DESCRIPTION OF THE TASK: Every line that holds "this" should be shown.

MATERIAL PROVIDED:

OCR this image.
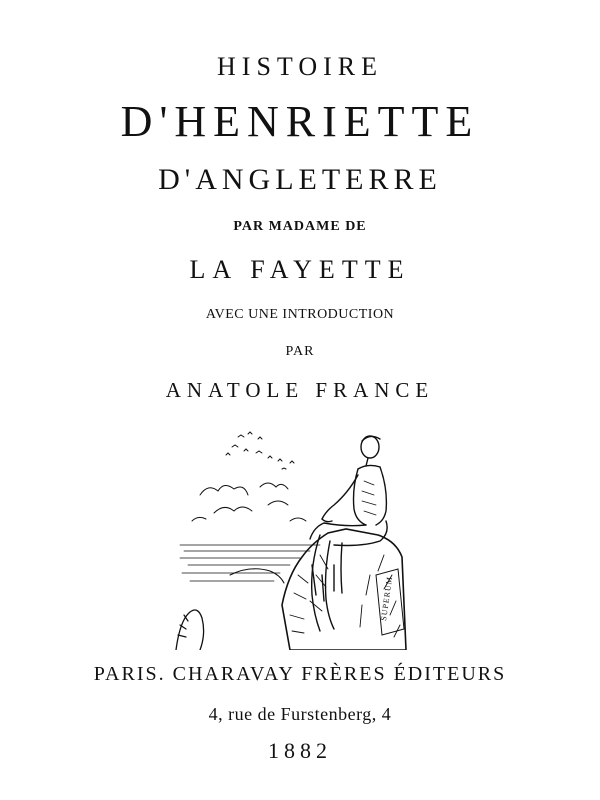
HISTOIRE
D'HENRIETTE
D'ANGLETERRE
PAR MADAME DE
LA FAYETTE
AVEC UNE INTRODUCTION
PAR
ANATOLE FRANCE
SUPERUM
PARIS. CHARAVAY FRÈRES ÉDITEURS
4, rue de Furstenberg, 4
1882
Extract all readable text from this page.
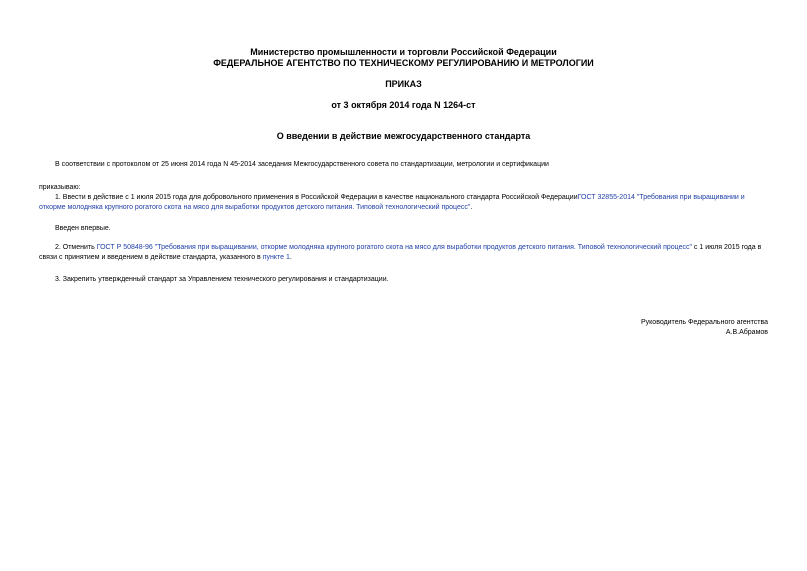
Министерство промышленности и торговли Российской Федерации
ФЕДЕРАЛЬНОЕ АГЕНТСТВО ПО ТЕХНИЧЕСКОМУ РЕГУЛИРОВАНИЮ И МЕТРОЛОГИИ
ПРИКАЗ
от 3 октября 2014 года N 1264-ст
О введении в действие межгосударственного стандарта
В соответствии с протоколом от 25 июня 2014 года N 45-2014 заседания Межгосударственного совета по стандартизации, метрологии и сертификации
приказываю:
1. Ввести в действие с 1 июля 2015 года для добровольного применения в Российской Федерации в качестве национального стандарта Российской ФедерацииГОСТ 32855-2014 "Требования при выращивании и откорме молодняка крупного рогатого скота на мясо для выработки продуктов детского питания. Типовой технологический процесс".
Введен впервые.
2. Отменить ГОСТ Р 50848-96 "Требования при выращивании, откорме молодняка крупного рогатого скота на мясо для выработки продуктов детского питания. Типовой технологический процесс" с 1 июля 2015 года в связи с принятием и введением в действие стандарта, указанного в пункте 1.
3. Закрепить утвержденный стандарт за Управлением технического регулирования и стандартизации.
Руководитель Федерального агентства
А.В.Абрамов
* * *
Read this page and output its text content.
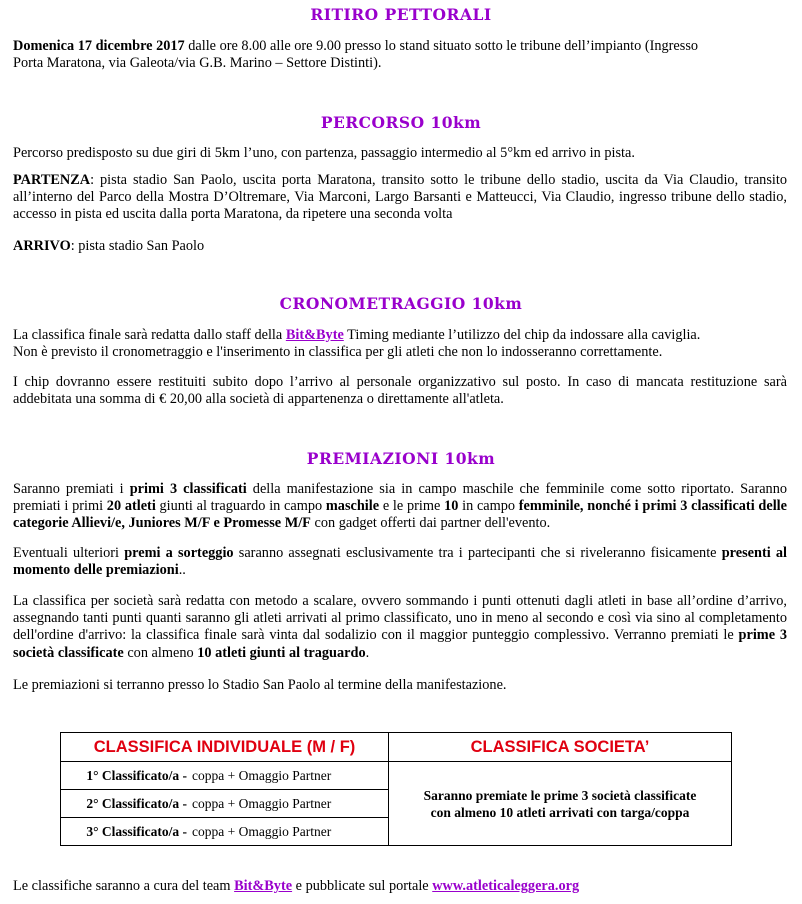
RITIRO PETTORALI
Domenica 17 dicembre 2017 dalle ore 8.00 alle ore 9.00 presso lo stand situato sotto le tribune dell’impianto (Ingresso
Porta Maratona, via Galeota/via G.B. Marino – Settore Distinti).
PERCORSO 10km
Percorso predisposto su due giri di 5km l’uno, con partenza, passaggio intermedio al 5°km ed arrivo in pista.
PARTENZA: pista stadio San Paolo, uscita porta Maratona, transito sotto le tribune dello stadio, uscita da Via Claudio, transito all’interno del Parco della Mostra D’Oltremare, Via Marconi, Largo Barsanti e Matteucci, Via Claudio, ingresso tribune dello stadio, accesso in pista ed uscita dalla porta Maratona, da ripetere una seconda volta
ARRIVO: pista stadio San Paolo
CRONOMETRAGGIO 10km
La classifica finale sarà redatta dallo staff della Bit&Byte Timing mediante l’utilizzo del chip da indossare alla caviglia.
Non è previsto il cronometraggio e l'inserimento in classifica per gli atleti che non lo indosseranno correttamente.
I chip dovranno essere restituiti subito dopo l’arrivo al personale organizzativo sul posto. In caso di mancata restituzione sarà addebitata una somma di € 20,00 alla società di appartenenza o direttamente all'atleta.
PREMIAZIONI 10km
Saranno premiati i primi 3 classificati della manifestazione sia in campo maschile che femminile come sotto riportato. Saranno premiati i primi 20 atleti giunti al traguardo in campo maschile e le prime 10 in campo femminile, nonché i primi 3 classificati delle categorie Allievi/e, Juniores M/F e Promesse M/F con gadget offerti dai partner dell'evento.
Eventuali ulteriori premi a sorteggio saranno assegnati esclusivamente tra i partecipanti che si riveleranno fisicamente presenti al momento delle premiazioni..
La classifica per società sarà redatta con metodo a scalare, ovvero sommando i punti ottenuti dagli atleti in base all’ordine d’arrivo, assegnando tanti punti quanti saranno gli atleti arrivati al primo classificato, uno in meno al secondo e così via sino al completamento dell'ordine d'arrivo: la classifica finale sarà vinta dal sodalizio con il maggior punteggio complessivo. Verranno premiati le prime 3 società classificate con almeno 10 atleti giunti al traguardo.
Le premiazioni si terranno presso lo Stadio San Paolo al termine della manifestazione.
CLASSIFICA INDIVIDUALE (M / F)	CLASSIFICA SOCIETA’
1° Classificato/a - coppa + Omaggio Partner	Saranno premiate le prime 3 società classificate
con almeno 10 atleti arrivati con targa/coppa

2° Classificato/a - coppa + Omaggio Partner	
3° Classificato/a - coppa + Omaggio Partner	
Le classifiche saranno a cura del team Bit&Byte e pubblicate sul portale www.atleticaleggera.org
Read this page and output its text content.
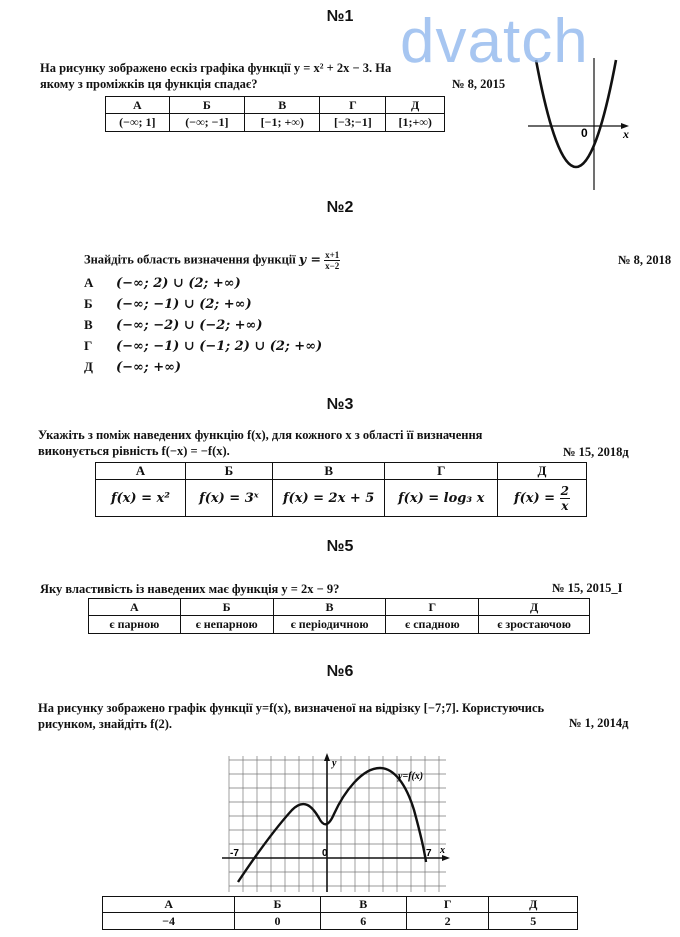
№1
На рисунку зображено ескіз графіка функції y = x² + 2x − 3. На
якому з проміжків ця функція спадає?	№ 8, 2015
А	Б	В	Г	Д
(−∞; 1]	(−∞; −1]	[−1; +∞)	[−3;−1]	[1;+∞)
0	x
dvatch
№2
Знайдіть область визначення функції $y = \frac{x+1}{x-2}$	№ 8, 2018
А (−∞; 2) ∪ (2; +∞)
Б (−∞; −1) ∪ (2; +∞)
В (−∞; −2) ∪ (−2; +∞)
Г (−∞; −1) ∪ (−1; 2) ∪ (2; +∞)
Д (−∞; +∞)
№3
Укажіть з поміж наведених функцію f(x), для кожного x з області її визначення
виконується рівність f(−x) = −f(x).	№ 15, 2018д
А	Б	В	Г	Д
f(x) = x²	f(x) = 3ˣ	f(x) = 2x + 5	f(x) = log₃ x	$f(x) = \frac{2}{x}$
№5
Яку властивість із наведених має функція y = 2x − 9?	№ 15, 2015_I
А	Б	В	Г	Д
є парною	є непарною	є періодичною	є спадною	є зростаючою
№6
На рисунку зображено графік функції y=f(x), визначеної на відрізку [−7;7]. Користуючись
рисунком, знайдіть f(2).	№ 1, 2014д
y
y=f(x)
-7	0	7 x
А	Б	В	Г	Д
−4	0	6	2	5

THE SOLUTION:
OCR this image.
Extract all readable text from this page.
Read this page and output its text content.
Read this page and output its text content.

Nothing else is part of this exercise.